→ Given instruction
From the entries below, copy every line holding the word "structured".

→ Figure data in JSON

────────────────

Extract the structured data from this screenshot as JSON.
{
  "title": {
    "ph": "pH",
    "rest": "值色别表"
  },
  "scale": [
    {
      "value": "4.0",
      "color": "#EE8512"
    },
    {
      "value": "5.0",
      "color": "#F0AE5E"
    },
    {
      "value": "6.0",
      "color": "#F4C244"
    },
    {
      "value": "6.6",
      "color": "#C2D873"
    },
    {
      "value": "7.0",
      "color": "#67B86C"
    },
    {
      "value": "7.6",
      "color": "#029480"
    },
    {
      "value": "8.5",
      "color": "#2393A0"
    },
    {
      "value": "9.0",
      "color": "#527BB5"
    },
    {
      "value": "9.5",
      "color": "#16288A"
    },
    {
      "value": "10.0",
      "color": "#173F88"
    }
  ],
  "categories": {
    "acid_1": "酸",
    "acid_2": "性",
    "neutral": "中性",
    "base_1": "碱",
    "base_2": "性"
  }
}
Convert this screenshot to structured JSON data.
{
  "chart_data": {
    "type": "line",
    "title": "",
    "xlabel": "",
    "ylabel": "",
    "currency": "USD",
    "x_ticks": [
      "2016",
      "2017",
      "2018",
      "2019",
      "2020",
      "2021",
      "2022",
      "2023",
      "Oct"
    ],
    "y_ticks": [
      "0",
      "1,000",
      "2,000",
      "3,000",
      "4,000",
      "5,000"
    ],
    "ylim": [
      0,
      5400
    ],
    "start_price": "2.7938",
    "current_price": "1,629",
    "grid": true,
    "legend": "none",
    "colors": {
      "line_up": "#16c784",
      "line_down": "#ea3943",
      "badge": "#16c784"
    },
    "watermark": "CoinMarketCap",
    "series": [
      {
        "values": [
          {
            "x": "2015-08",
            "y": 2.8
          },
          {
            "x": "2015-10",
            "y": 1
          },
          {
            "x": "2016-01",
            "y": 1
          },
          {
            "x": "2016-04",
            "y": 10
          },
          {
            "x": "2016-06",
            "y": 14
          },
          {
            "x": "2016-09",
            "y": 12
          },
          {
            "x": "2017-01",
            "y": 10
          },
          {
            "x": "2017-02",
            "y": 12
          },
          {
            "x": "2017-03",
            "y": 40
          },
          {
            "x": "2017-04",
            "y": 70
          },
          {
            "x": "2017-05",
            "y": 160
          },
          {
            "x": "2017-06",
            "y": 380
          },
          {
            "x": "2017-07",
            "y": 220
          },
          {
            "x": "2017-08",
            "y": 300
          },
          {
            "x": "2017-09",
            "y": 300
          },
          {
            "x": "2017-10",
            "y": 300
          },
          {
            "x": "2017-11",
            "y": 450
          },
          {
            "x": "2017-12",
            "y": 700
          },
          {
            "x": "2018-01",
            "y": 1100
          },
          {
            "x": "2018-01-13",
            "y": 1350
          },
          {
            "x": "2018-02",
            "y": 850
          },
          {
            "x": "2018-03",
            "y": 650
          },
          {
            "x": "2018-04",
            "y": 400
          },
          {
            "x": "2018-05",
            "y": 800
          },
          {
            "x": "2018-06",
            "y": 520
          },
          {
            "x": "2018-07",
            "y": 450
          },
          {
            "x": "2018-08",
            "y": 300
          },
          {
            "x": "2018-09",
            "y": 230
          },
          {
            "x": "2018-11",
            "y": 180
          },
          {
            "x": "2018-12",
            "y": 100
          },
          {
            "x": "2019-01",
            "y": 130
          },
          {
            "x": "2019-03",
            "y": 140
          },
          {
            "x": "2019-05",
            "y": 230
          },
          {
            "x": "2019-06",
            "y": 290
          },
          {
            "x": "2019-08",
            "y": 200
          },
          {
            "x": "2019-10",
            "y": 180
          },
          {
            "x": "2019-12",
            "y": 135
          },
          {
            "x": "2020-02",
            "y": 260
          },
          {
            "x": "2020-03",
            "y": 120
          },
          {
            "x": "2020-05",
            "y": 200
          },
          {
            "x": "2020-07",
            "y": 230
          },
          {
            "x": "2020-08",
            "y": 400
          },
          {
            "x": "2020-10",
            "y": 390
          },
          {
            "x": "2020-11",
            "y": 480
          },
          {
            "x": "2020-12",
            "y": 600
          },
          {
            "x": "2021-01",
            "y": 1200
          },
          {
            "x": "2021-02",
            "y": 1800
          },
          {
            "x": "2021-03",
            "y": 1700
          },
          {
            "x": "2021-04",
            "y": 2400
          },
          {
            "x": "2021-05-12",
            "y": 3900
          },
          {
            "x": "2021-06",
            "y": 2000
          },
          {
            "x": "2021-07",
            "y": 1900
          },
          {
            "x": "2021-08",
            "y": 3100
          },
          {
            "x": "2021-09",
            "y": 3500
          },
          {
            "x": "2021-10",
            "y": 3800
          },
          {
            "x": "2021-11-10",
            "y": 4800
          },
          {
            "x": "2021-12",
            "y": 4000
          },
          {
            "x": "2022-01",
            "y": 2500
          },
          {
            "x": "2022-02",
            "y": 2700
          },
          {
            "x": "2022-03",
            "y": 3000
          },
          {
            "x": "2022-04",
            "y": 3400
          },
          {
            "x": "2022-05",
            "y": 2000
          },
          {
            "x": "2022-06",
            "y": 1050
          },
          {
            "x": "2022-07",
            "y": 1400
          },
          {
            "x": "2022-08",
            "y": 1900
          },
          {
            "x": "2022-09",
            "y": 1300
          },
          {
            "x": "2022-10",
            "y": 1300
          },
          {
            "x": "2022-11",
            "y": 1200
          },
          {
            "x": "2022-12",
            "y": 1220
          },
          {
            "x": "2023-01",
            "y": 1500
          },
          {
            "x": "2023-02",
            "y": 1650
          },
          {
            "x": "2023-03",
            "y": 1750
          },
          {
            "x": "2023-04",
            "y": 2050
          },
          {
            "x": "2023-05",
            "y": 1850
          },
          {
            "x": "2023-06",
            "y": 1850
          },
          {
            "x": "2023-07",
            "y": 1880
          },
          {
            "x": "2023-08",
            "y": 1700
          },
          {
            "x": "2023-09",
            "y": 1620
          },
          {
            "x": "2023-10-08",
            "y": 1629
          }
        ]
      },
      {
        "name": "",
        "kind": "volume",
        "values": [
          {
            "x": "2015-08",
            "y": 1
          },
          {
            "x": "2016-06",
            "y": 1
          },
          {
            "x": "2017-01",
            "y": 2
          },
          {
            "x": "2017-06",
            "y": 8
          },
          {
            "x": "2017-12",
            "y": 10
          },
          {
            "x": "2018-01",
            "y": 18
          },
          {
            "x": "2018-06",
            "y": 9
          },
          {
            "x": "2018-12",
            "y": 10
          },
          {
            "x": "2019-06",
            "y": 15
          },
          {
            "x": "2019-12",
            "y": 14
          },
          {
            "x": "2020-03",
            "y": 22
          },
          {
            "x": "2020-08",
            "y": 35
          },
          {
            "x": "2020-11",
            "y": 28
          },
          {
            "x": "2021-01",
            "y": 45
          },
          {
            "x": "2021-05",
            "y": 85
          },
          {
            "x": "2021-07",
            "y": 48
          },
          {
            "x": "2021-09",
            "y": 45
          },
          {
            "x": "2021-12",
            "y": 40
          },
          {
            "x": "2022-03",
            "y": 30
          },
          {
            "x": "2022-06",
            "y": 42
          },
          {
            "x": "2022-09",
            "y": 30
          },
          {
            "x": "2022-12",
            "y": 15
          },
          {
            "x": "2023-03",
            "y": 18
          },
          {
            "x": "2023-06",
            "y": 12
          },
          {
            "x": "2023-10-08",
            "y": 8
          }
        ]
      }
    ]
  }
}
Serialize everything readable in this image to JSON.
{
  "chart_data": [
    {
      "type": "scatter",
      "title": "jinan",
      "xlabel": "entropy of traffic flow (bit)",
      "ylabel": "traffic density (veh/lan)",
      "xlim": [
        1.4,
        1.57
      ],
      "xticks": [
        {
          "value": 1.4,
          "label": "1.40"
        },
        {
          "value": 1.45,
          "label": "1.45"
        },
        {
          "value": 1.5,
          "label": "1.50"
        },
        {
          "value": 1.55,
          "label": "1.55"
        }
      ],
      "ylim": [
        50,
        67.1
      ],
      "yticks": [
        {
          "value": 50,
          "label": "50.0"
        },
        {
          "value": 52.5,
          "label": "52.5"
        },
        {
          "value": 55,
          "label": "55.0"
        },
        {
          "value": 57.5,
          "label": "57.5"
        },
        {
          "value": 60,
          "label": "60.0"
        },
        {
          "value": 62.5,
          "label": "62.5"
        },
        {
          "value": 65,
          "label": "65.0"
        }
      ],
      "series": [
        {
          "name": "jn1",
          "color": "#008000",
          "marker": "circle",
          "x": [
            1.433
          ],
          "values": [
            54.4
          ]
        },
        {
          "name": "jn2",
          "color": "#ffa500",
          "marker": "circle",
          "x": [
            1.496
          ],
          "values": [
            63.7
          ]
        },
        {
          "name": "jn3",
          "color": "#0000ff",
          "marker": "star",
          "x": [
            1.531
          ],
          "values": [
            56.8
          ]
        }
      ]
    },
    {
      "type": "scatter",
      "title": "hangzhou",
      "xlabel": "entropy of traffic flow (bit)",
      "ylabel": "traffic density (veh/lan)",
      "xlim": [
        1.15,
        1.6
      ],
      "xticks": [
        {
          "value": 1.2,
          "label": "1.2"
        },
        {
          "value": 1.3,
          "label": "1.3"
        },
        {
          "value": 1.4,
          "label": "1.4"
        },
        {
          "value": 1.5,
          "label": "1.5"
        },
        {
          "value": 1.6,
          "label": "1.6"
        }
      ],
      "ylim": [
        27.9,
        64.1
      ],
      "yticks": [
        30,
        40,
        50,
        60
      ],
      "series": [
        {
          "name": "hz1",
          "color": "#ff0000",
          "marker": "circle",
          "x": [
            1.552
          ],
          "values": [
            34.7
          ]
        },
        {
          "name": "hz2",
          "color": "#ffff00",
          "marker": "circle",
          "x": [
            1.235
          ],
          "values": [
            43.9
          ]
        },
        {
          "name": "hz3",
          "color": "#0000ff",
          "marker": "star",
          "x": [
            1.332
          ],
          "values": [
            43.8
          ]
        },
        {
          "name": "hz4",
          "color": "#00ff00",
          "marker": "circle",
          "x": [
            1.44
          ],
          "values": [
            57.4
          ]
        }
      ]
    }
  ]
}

────────────────

→ Written answer
Extract the structured data from this screenshot as JSON.
Convert this screenshot to structured JSON data.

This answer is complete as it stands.